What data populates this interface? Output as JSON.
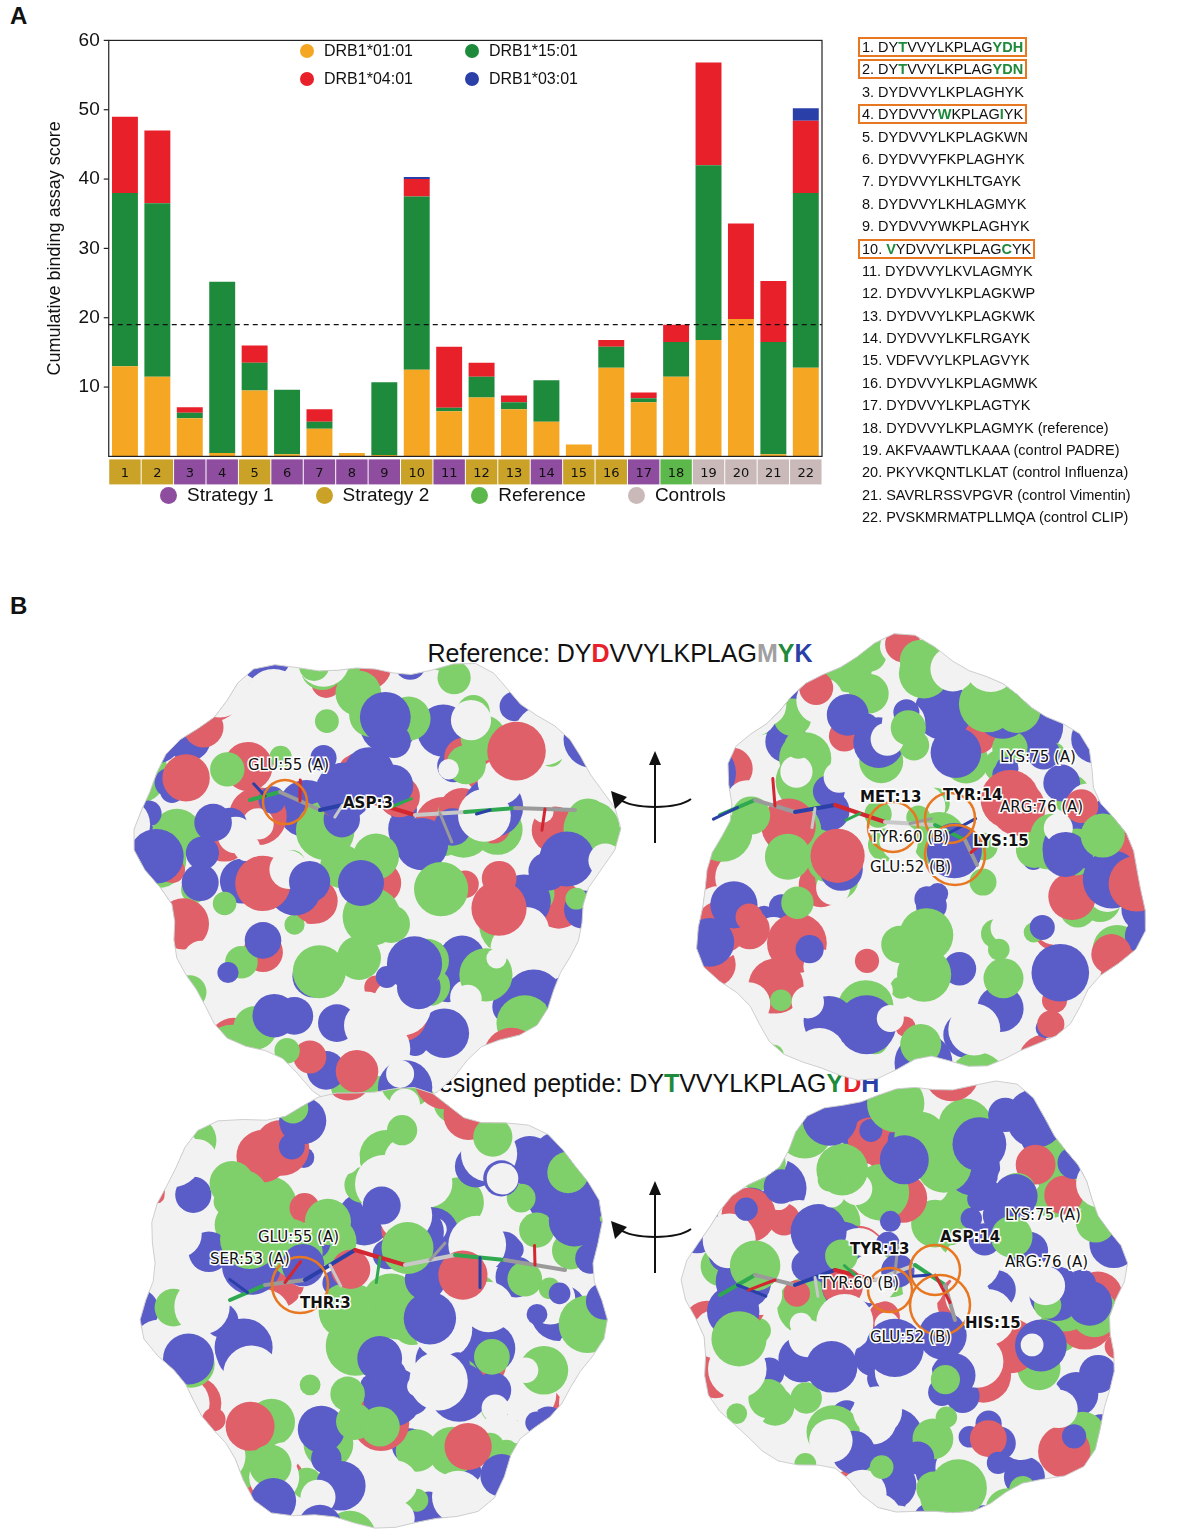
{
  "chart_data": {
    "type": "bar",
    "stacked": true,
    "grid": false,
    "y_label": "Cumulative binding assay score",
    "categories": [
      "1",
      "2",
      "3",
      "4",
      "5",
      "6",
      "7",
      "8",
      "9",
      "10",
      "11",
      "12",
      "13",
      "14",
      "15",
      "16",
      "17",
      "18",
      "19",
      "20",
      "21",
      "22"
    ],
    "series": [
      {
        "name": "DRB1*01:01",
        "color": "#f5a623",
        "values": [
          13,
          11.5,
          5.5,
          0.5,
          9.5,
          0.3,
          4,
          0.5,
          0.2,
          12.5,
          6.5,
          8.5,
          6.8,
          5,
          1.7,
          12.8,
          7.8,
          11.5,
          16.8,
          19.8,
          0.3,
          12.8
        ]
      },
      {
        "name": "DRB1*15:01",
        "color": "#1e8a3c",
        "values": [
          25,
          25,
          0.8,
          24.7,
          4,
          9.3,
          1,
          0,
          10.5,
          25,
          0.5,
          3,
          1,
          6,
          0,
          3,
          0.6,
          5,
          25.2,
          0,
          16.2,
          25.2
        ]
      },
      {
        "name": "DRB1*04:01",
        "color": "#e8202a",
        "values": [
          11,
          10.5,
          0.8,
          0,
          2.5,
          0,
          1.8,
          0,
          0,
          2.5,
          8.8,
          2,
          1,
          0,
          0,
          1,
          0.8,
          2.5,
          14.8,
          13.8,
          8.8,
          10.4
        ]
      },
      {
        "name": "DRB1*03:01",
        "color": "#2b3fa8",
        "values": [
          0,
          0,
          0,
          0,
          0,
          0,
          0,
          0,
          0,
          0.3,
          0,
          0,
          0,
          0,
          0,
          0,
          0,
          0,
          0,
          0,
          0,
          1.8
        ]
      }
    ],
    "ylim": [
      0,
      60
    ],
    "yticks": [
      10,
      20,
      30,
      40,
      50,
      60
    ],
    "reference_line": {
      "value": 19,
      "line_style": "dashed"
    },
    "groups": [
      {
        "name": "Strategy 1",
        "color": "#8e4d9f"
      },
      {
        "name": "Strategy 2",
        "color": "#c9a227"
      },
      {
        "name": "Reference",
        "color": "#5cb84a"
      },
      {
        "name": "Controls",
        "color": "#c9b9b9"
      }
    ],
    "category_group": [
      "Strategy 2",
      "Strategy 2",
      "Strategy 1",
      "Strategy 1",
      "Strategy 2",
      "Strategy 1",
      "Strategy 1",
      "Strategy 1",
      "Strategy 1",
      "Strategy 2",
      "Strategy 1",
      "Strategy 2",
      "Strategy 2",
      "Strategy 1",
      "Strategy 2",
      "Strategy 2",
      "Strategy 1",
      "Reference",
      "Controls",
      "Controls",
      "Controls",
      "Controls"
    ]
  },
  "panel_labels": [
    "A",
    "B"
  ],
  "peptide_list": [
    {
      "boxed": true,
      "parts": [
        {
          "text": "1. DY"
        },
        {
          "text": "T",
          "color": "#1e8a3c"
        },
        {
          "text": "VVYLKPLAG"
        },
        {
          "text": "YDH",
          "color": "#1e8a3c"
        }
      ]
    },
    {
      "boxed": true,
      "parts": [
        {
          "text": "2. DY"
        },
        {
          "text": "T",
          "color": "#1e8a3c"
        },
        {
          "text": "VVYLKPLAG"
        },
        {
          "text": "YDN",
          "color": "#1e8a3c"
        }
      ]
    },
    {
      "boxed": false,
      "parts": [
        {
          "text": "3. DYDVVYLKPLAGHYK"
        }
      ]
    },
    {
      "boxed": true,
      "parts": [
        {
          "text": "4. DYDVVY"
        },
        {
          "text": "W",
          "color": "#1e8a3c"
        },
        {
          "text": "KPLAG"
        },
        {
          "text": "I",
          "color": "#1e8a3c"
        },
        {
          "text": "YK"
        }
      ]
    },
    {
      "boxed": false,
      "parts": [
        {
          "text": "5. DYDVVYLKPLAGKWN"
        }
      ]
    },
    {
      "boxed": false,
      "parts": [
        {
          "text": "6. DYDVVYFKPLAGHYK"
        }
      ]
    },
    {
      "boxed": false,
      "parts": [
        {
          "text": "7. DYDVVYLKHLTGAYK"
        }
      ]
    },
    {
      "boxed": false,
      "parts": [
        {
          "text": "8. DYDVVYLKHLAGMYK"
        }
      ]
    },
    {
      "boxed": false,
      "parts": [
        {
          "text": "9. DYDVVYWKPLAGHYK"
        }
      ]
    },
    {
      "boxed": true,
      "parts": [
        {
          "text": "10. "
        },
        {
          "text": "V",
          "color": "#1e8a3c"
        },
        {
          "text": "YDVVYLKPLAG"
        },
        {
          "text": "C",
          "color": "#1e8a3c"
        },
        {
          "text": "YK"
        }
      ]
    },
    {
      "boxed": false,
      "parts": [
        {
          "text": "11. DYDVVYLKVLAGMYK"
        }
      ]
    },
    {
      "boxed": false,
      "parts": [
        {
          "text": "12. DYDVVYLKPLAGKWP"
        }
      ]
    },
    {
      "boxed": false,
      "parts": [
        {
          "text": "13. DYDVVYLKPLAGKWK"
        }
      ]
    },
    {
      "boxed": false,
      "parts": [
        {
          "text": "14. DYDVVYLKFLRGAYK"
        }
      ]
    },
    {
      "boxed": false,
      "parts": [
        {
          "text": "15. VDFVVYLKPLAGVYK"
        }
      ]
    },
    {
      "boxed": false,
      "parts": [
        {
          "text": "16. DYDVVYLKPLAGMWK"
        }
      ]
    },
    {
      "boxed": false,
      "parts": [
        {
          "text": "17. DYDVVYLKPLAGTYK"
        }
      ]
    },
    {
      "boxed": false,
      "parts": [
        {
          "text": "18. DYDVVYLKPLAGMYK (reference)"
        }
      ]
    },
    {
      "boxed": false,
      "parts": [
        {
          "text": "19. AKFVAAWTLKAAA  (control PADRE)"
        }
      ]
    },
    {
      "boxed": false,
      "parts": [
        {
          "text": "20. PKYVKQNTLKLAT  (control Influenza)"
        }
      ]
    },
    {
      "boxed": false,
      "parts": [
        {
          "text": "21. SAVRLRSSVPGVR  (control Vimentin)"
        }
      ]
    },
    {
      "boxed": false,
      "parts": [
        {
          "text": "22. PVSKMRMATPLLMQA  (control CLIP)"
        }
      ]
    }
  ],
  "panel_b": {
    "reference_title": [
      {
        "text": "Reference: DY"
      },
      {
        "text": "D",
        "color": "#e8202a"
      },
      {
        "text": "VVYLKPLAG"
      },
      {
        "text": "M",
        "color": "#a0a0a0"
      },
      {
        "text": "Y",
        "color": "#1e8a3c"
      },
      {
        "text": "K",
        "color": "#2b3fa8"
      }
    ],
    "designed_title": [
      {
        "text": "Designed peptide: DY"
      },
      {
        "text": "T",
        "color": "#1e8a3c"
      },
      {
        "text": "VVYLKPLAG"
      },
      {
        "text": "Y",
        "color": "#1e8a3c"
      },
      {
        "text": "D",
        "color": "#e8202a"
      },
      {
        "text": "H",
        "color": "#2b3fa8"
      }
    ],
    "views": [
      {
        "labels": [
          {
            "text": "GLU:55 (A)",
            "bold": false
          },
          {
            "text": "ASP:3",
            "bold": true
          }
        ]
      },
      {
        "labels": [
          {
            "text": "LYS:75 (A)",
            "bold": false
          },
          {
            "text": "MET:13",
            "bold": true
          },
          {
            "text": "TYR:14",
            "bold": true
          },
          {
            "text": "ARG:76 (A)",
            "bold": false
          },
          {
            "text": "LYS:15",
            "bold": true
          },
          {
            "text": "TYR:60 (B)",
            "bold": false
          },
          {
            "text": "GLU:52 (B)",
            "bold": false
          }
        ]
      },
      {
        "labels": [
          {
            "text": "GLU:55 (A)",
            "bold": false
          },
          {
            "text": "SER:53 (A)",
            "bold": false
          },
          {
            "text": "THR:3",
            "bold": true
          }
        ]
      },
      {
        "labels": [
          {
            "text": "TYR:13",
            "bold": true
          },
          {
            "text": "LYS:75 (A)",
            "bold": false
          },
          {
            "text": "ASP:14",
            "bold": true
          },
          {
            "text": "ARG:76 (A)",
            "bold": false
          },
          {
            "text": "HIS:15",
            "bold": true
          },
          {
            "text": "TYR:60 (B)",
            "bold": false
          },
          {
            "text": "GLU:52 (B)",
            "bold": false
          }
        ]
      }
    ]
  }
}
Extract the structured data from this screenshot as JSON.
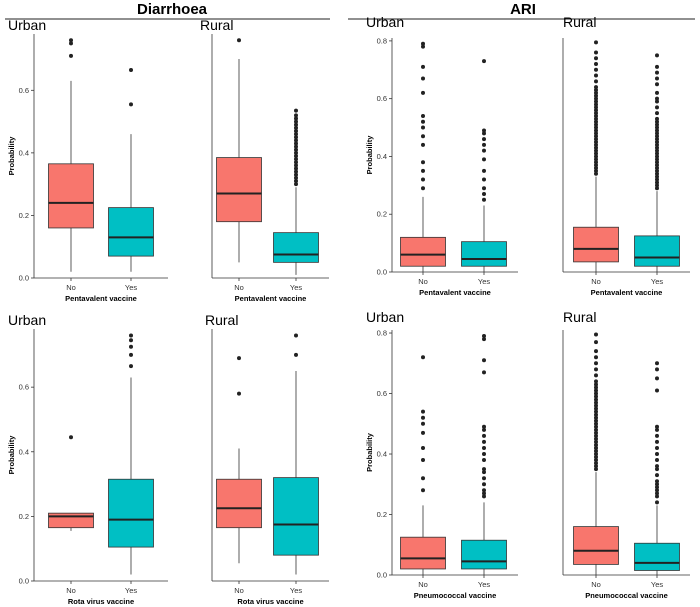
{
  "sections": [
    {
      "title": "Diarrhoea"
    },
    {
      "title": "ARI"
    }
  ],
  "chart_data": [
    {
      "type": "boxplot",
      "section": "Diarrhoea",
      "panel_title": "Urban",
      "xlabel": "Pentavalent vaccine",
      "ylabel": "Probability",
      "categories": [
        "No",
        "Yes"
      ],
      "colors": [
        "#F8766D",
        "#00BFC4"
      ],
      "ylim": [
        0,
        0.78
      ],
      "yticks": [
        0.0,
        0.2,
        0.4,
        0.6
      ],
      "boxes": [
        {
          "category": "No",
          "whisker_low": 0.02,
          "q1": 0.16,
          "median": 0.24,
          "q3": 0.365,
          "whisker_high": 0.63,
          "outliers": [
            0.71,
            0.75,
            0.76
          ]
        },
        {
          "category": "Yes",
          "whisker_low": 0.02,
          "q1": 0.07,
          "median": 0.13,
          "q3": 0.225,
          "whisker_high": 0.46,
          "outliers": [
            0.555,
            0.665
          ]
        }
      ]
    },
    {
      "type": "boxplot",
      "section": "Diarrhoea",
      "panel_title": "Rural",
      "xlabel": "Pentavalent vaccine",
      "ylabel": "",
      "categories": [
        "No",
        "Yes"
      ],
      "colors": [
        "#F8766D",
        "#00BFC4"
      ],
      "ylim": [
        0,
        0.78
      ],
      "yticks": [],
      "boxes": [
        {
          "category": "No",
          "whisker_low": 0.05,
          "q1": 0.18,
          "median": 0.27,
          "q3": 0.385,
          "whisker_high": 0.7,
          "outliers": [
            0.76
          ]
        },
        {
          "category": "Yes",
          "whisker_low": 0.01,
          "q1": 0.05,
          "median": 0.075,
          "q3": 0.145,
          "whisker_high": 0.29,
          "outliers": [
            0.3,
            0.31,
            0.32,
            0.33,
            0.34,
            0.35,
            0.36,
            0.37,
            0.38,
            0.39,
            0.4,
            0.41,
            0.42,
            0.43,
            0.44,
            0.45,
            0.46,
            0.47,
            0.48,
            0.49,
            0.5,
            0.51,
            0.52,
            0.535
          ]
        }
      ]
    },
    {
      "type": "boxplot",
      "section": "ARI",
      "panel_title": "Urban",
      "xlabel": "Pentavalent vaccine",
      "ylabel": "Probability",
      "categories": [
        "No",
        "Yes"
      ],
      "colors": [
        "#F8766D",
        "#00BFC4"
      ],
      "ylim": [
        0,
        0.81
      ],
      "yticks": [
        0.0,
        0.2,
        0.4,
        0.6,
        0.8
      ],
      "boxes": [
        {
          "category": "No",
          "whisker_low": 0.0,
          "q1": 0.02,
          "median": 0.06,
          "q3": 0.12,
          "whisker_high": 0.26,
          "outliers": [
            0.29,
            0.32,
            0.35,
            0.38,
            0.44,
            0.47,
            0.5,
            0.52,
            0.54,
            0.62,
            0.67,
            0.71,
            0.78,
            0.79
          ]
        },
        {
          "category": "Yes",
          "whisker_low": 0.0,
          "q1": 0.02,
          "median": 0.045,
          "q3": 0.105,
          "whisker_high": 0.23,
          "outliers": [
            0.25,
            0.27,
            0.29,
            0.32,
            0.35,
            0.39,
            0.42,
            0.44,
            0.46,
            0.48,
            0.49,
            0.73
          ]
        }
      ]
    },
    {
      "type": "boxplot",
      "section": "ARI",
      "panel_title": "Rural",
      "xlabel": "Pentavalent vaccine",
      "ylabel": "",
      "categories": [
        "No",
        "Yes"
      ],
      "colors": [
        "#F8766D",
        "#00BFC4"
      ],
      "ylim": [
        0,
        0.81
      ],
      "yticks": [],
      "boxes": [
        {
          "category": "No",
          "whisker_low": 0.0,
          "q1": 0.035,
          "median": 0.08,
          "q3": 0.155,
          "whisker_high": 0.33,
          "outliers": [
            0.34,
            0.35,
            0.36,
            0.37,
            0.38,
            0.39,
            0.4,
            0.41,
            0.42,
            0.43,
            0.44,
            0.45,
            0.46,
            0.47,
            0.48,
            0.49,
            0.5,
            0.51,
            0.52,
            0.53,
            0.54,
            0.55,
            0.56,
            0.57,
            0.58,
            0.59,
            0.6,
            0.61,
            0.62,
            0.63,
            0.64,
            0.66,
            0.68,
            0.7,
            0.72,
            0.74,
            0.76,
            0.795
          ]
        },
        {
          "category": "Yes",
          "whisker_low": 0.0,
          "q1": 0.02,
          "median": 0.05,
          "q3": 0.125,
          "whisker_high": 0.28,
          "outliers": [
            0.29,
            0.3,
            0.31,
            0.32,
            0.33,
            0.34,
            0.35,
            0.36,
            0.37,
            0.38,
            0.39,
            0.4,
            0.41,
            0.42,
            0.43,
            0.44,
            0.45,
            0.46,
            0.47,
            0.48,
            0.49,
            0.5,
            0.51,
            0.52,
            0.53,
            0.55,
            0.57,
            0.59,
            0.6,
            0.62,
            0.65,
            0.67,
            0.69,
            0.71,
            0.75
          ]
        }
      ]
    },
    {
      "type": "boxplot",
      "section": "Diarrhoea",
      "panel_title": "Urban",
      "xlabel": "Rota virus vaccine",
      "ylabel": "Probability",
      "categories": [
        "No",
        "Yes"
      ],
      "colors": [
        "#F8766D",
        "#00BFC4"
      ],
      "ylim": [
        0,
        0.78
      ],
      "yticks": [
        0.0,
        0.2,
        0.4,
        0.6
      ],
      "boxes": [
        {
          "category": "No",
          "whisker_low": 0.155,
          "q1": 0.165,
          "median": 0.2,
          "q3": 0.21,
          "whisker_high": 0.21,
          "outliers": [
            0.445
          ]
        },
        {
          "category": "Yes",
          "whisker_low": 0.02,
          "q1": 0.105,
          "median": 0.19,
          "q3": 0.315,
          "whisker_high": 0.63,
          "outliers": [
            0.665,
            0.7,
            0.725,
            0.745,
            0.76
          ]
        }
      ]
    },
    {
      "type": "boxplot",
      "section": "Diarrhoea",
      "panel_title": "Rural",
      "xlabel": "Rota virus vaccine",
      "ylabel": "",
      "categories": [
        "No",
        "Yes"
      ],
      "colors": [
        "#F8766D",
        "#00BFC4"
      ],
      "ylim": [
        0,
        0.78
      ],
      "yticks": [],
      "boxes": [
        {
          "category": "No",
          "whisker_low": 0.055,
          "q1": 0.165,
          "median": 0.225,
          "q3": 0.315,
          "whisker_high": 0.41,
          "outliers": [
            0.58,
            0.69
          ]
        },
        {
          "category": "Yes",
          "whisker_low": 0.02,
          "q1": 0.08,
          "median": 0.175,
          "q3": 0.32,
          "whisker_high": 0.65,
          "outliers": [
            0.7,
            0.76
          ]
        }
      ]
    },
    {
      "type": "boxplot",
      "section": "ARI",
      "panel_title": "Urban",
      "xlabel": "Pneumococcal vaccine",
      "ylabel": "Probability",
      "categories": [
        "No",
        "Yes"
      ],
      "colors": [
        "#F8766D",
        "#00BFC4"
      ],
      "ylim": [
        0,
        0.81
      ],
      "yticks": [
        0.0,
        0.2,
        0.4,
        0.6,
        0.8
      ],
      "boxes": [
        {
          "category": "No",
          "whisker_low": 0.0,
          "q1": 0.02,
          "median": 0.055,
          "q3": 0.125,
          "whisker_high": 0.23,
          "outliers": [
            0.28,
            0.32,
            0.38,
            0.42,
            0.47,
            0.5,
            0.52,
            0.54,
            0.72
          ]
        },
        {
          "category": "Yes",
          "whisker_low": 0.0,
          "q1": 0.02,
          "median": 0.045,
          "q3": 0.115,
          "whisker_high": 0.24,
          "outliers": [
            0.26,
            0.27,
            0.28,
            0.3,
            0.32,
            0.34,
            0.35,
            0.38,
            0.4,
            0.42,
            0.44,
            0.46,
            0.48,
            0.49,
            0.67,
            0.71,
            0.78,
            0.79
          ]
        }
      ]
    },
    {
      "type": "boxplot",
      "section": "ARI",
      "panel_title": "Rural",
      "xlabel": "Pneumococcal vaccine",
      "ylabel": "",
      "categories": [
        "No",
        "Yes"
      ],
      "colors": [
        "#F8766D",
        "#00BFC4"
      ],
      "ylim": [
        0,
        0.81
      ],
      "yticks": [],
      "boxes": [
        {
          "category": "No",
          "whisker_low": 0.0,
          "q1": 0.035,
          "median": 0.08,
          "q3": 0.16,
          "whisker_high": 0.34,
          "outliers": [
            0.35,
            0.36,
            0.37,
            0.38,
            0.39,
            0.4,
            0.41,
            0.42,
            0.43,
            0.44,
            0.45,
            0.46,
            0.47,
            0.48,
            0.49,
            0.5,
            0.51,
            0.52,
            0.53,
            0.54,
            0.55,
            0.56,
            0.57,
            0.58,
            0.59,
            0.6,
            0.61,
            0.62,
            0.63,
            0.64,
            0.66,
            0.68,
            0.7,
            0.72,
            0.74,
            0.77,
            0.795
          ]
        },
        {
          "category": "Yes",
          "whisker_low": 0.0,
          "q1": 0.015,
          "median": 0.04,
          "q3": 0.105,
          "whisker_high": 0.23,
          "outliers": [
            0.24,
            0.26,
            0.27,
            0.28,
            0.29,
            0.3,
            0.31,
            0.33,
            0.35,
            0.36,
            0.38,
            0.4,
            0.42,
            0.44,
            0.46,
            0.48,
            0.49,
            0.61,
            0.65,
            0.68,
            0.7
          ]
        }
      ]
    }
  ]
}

------------------------------

**TASK DETAILS:** Tally the lines of the preceding listing in which the word "name" appears; state nothing but the total.

**RESULT:** 8